**PROBLEM TO WORK ON:** For each line that holds "Password", copy the line out.

[Dataset items]
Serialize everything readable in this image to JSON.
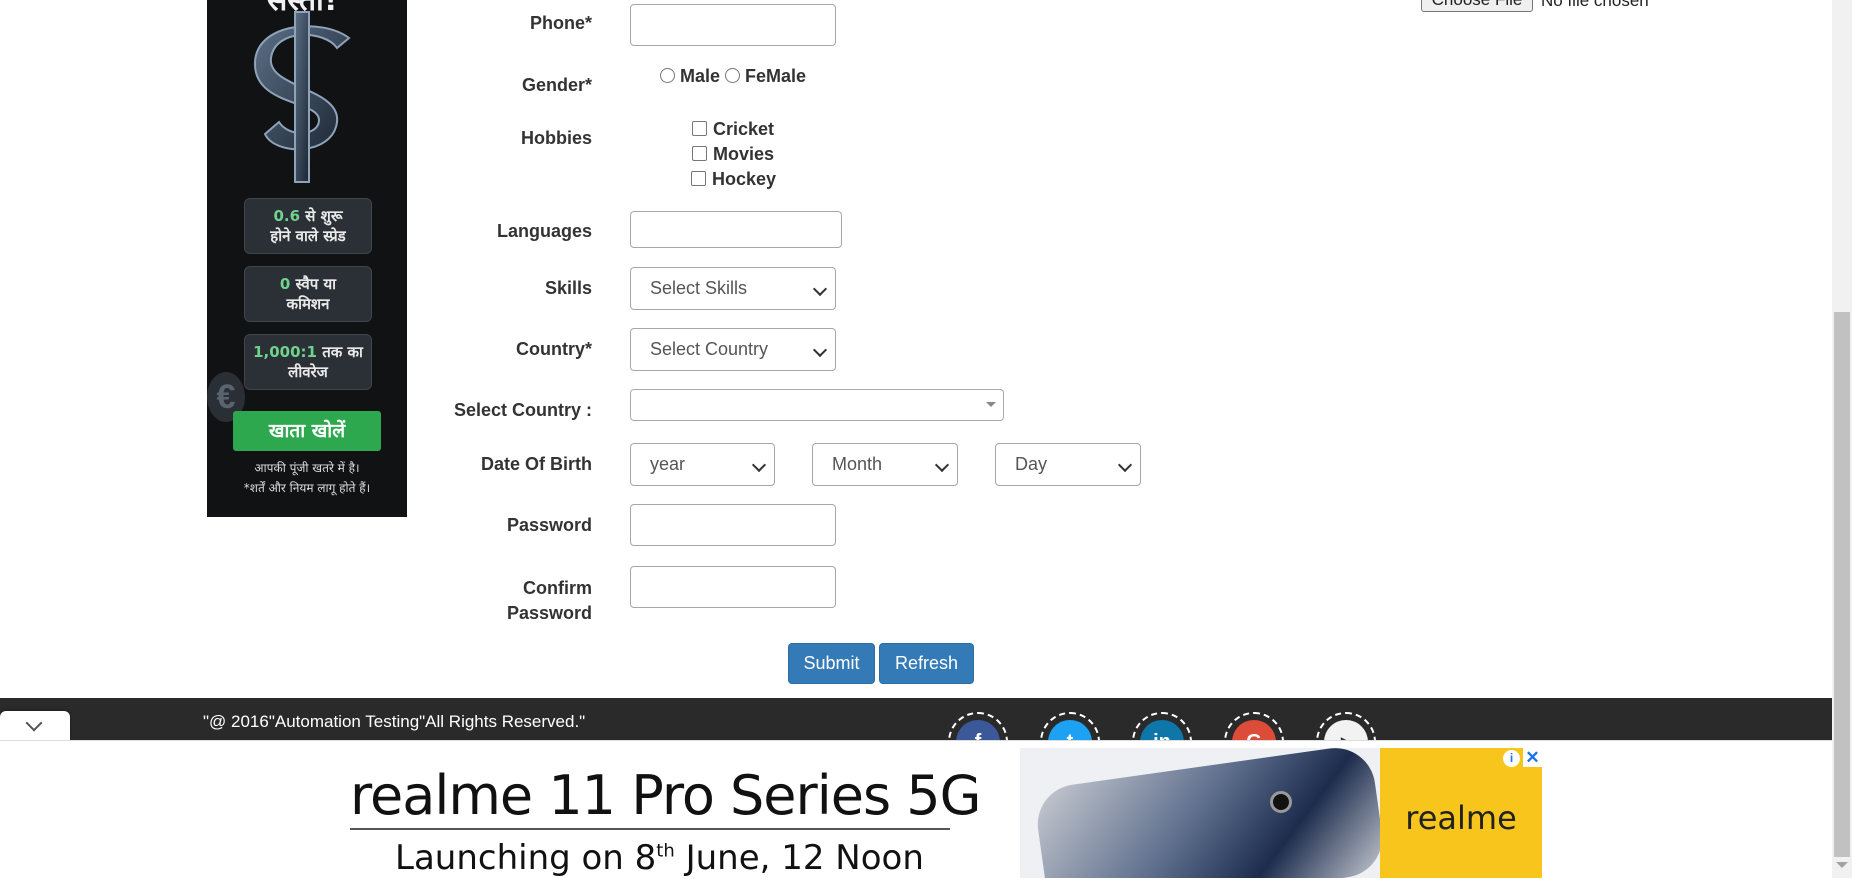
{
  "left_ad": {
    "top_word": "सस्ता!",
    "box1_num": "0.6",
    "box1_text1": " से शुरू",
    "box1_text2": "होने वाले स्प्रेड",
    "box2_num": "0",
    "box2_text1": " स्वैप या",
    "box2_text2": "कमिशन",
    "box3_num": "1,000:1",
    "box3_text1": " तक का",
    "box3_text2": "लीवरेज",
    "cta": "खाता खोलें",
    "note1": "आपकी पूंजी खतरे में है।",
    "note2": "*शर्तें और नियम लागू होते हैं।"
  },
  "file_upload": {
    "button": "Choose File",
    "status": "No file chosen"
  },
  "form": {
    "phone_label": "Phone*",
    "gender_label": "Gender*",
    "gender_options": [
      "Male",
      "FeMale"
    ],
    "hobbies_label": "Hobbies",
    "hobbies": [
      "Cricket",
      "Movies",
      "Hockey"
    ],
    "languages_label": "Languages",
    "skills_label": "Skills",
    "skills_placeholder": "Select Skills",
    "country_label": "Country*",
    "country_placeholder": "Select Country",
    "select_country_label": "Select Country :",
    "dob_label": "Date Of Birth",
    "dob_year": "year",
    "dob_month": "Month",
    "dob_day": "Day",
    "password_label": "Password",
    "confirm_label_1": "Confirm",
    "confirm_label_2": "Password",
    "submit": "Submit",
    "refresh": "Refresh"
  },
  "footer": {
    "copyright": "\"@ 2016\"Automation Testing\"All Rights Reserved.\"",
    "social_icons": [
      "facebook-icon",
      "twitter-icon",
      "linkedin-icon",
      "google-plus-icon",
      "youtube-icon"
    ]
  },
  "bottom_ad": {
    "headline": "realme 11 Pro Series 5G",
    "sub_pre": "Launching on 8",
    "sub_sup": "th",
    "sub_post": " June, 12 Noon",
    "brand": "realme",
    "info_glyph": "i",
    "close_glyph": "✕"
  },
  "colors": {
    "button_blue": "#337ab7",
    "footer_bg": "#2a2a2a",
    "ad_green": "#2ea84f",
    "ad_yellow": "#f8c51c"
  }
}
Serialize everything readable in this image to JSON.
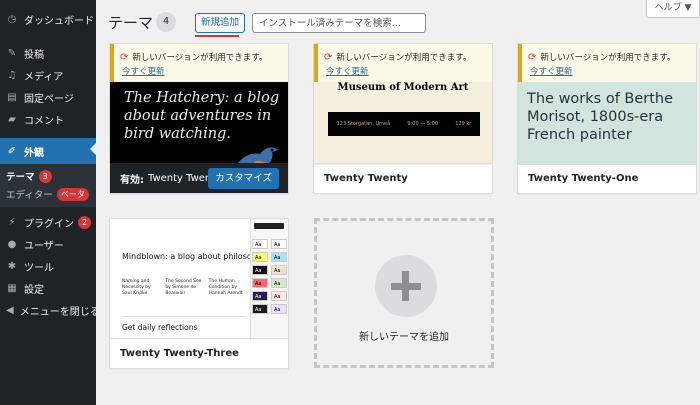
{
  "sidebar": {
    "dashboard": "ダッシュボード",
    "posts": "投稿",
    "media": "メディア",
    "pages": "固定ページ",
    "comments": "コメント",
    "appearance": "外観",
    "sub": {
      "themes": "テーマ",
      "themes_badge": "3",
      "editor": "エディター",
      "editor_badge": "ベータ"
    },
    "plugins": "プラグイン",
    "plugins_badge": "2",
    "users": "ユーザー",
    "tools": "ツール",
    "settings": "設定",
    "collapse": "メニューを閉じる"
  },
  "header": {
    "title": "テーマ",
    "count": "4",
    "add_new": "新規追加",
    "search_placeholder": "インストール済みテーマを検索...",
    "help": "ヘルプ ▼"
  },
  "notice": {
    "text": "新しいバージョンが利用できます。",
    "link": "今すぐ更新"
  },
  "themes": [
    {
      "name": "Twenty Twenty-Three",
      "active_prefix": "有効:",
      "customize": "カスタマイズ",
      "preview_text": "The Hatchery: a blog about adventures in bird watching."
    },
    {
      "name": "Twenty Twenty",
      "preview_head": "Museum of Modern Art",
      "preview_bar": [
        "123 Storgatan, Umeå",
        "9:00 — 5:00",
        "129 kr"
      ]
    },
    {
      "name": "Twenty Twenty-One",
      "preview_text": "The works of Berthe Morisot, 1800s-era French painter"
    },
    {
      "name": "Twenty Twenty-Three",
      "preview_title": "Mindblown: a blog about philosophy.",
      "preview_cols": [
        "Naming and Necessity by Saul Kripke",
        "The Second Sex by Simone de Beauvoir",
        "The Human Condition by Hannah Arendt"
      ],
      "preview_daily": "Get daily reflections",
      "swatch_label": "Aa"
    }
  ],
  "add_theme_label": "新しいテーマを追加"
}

==

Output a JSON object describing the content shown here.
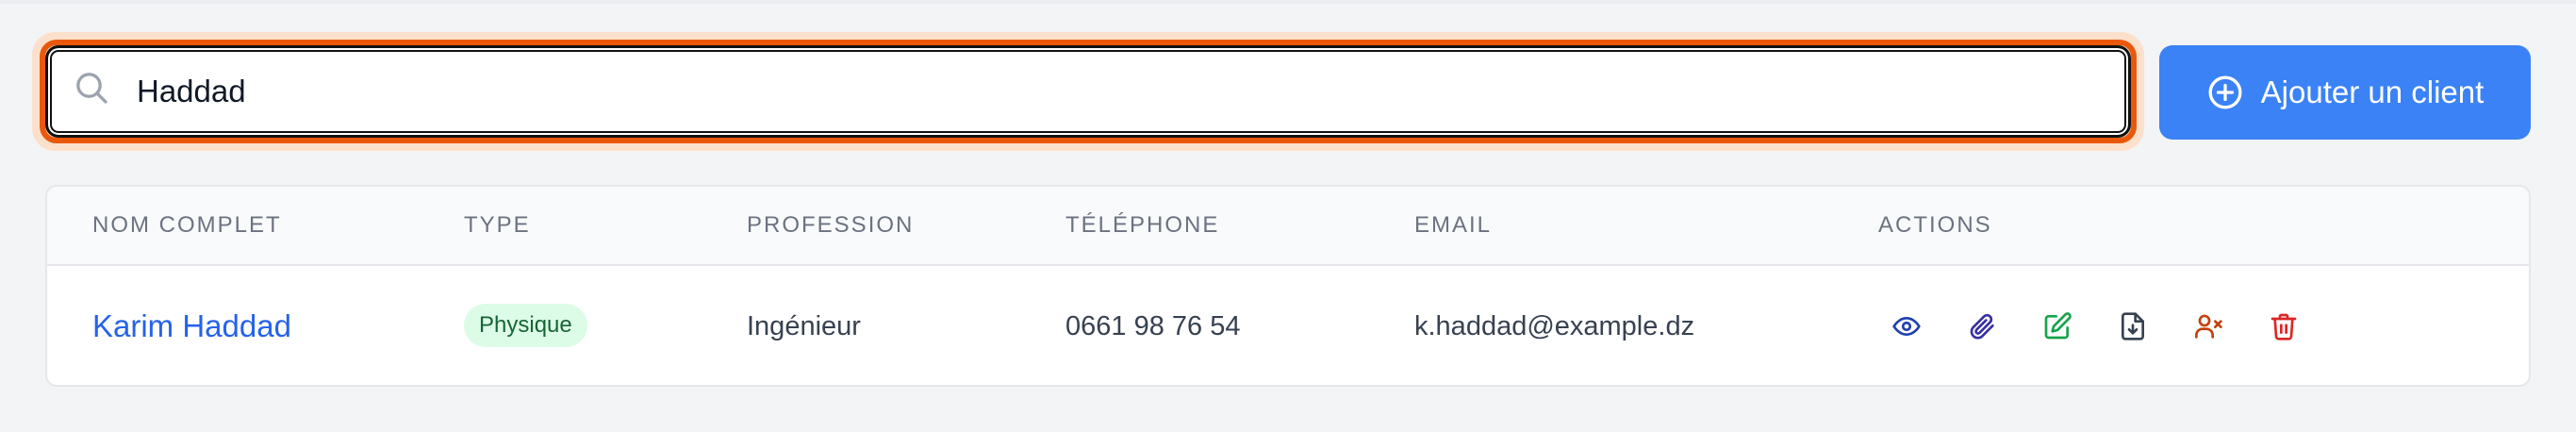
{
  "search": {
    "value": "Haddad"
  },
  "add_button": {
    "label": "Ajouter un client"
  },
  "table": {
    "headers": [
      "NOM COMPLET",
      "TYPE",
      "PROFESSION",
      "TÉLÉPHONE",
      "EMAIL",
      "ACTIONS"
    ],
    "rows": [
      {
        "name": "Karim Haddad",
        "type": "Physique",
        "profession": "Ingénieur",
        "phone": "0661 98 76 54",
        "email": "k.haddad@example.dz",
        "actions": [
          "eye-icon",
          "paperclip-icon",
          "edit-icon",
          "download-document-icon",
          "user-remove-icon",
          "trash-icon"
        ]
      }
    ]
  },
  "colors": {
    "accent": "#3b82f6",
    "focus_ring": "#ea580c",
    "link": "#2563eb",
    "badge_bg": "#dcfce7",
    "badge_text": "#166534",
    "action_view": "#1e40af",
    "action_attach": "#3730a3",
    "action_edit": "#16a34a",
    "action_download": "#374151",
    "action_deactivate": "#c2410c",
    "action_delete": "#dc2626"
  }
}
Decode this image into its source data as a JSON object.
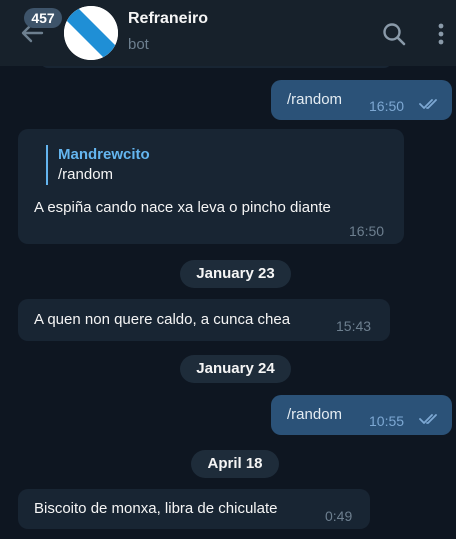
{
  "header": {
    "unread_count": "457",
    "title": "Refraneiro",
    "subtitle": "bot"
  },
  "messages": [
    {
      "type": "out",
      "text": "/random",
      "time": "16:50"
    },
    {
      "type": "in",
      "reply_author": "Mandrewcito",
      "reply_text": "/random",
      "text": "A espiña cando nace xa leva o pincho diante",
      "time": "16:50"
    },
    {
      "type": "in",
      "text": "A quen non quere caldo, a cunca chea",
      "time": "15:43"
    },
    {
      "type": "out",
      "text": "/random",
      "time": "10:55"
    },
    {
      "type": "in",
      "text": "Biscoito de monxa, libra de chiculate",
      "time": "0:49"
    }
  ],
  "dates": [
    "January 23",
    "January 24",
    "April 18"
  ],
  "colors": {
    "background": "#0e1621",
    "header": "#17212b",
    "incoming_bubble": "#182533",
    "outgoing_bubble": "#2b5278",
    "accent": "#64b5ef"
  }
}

==

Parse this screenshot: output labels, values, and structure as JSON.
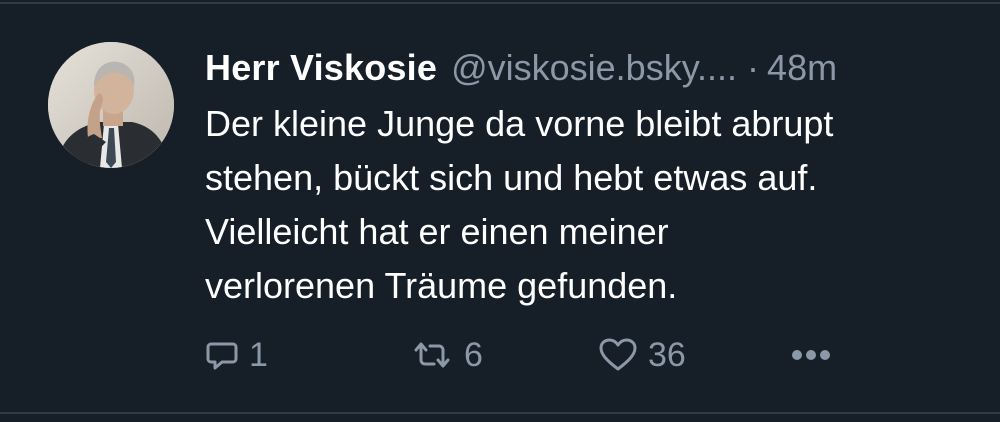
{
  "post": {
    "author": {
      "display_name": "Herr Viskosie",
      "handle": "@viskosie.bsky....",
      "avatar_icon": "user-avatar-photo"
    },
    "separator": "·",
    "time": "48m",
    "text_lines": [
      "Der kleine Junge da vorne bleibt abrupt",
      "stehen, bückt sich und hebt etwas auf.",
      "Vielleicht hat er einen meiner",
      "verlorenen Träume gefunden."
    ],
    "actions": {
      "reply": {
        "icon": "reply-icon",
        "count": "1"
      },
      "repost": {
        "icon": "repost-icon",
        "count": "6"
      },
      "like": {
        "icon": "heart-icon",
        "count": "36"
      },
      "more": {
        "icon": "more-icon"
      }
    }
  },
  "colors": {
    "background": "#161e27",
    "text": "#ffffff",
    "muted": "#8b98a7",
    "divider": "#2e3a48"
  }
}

**WRITTEN SOLUTION:**
    "password_label": "Password",
    "confirm_label_2": "Password",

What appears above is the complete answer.